==== GIVEN DATA

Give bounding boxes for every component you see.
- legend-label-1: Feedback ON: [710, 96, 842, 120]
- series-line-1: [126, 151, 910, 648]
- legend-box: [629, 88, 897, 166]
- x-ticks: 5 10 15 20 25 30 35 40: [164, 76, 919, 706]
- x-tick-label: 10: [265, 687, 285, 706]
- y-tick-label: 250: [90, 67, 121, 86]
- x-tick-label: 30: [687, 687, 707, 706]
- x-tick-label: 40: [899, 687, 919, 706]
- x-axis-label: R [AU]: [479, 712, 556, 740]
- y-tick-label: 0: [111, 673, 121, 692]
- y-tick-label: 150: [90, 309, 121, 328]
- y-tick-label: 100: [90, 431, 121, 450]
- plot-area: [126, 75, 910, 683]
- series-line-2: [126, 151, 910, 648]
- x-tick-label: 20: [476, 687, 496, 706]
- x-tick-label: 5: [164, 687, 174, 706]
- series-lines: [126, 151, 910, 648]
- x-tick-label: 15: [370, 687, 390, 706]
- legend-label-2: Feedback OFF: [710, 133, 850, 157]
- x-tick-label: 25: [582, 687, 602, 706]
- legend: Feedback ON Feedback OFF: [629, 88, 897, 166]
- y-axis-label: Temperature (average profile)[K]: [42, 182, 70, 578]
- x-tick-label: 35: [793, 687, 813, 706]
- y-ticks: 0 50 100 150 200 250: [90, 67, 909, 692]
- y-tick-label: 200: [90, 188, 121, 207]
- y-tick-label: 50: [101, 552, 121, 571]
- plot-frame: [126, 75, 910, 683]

========

→ DIRECTIVE
Recast the items above as a JSON list of strings, one string per line, from the first line through the line containing "- y-tick-label: 50: [101, 552, 121, 571]", including both of those lines and leaving out any blank lines.

→ TASK RESULT
[
  "Give bounding boxes for every component you see.",
  "- legend-label-1: Feedback ON: [710, 96, 842, 120]",
  "- series-line-1: [126, 151, 910, 648]",
  "- legend-box: [629, 88, 897, 166]",
  "- x-ticks: 5 10 15 20 25 30 35 40: [164, 76, 919, 706]",
  "- x-tick-label: 10: [265, 687, 285, 706]",
  "- y-tick-label: 250: [90, 67, 121, 86]",
  "- x-tick-label: 30: [687, 687, 707, 706]",
  "- x-tick-label: 40: [899, 687, 919, 706]",
  "- x-axis-label: R [AU]: [479, 712, 556, 740]",
  "- y-tick-label: 0: [111, 673, 121, 692]",
  "- y-tick-label: 150: [90, 309, 121, 328]",
  "- y-tick-label: 100: [90, 431, 121, 450]",
  "- plot-area: [126, 75, 910, 683]",
  "- series-line-2: [126, 151, 910, 648]",
  "- x-tick-label: 20: [476, 687, 496, 706]",
  "- x-tick-label: 5: [164, 687, 174, 706]",
  "- series-lines: [126, 151, 910, 648]",
  "- x-tick-label: 15: [370, 687, 390, 706]",
  "- legend-label-2: Feedback OFF: [710, 133, 850, 157]",
  "- x-tick-label: 25: [582, 687, 602, 706]",
  "- legend: Feedback ON Feedback OFF: [629, 88, 897, 166]",
  "- y-axis-label: Temperature (average profile)[K]: [42, 182, 70, 578]",
  "- x-tick-label: 35: [793, 687, 813, 706]",
  "- y-ticks: 0 50 100 150 200 250: [90, 67, 909, 692]",
  "- y-tick-label: 200: [90, 188, 121, 207]",
  "- y-tick-label: 50: [101, 552, 121, 571]"
]